--- BEGIN Dataset ---

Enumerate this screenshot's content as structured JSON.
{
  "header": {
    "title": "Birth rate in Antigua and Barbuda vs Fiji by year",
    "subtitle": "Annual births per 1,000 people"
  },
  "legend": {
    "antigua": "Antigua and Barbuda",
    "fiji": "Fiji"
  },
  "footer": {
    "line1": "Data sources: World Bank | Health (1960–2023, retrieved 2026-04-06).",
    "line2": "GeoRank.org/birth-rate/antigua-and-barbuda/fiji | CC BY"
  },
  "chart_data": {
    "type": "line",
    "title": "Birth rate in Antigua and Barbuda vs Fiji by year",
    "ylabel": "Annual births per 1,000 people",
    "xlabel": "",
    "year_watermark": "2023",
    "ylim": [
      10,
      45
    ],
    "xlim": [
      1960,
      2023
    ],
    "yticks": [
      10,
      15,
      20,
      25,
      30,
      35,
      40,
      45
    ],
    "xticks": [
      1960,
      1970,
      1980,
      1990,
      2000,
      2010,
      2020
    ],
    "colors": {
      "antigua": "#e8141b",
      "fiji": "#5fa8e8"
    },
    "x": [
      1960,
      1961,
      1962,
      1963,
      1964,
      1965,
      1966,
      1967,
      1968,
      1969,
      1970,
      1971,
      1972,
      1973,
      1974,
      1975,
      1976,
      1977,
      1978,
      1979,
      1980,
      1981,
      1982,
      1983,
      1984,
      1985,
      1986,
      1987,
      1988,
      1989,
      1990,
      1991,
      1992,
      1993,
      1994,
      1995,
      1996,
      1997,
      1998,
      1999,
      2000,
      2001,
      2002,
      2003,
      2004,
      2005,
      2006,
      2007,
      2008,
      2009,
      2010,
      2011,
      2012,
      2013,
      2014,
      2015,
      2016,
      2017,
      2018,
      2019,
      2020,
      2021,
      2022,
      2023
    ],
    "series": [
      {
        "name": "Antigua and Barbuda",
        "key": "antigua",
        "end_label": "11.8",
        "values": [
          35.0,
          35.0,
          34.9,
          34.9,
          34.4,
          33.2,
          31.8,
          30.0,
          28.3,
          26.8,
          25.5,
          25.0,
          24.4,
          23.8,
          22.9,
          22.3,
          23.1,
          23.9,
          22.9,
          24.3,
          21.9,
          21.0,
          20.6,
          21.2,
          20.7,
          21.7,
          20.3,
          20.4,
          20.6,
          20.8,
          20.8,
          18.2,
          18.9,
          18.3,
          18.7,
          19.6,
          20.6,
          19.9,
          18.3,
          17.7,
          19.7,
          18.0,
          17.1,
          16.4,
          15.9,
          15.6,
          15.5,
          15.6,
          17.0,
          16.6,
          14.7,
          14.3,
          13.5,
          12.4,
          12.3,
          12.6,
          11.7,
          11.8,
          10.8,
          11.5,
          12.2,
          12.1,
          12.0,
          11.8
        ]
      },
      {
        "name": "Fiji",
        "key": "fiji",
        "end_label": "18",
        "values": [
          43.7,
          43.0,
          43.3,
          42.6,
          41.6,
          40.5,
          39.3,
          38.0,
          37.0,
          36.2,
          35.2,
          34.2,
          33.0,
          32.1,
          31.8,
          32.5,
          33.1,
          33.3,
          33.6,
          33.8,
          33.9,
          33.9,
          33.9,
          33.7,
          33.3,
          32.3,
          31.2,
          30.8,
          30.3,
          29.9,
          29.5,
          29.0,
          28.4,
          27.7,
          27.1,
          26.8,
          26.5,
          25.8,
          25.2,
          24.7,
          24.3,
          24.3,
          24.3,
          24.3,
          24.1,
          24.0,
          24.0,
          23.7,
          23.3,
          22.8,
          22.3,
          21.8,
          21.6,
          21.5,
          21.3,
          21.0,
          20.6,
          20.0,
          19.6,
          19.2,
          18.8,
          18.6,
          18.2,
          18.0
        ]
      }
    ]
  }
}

--- END Dataset ---

Repeat the material above in full, quoting it exactly.

◆ Final result
Enumerate this screenshot's content as structured JSON.
{
  "header": {
    "title": "Birth rate in Antigua and Barbuda vs Fiji by year",
    "subtitle": "Annual births per 1,000 people"
  },
  "legend": {
    "antigua": "Antigua and Barbuda",
    "fiji": "Fiji"
  },
  "footer": {
    "line1": "Data sources: World Bank | Health (1960–2023, retrieved 2026-04-06).",
    "line2": "GeoRank.org/birth-rate/antigua-and-barbuda/fiji | CC BY"
  },
  "chart_data": {
    "type": "line",
    "title": "Birth rate in Antigua and Barbuda vs Fiji by year",
    "ylabel": "Annual births per 1,000 people",
    "xlabel": "",
    "year_watermark": "2023",
    "ylim": [
      10,
      45
    ],
    "xlim": [
      1960,
      2023
    ],
    "yticks": [
      10,
      15,
      20,
      25,
      30,
      35,
      40,
      45
    ],
    "xticks": [
      1960,
      1970,
      1980,
      1990,
      2000,
      2010,
      2020
    ],
    "colors": {
      "antigua": "#e8141b",
      "fiji": "#5fa8e8"
    },
    "x": [
      1960,
      1961,
      1962,
      1963,
      1964,
      1965,
      1966,
      1967,
      1968,
      1969,
      1970,
      1971,
      1972,
      1973,
      1974,
      1975,
      1976,
      1977,
      1978,
      1979,
      1980,
      1981,
      1982,
      1983,
      1984,
      1985,
      1986,
      1987,
      1988,
      1989,
      1990,
      1991,
      1992,
      1993,
      1994,
      1995,
      1996,
      1997,
      1998,
      1999,
      2000,
      2001,
      2002,
      2003,
      2004,
      2005,
      2006,
      2007,
      2008,
      2009,
      2010,
      2011,
      2012,
      2013,
      2014,
      2015,
      2016,
      2017,
      2018,
      2019,
      2020,
      2021,
      2022,
      2023
    ],
    "series": [
      {
        "name": "Antigua and Barbuda",
        "key": "antigua",
        "end_label": "11.8",
        "values": [
          35.0,
          35.0,
          34.9,
          34.9,
          34.4,
          33.2,
          31.8,
          30.0,
          28.3,
          26.8,
          25.5,
          25.0,
          24.4,
          23.8,
          22.9,
          22.3,
          23.1,
          23.9,
          22.9,
          24.3,
          21.9,
          21.0,
          20.6,
          21.2,
          20.7,
          21.7,
          20.3,
          20.4,
          20.6,
          20.8,
          20.8,
          18.2,
          18.9,
          18.3,
          18.7,
          19.6,
          20.6,
          19.9,
          18.3,
          17.7,
          19.7,
          18.0,
          17.1,
          16.4,
          15.9,
          15.6,
          15.5,
          15.6,
          17.0,
          16.6,
          14.7,
          14.3,
          13.5,
          12.4,
          12.3,
          12.6,
          11.7,
          11.8,
          10.8,
          11.5,
          12.2,
          12.1,
          12.0,
          11.8
        ]
      },
      {
        "name": "Fiji",
        "key": "fiji",
        "end_label": "18",
        "values": [
          43.7,
          43.0,
          43.3,
          42.6,
          41.6,
          40.5,
          39.3,
          38.0,
          37.0,
          36.2,
          35.2,
          34.2,
          33.0,
          32.1,
          31.8,
          32.5,
          33.1,
          33.3,
          33.6,
          33.8,
          33.9,
          33.9,
          33.9,
          33.7,
          33.3,
          32.3,
          31.2,
          30.8,
          30.3,
          29.9,
          29.5,
          29.0,
          28.4,
          27.7,
          27.1,
          26.8,
          26.5,
          25.8,
          25.2,
          24.7,
          24.3,
          24.3,
          24.3,
          24.3,
          24.1,
          24.0,
          24.0,
          23.7,
          23.3,
          22.8,
          22.3,
          21.8,
          21.6,
          21.5,
          21.3,
          21.0,
          20.6,
          20.0,
          19.6,
          19.2,
          18.8,
          18.6,
          18.2,
          18.0
        ]
      }
    ]
  }
}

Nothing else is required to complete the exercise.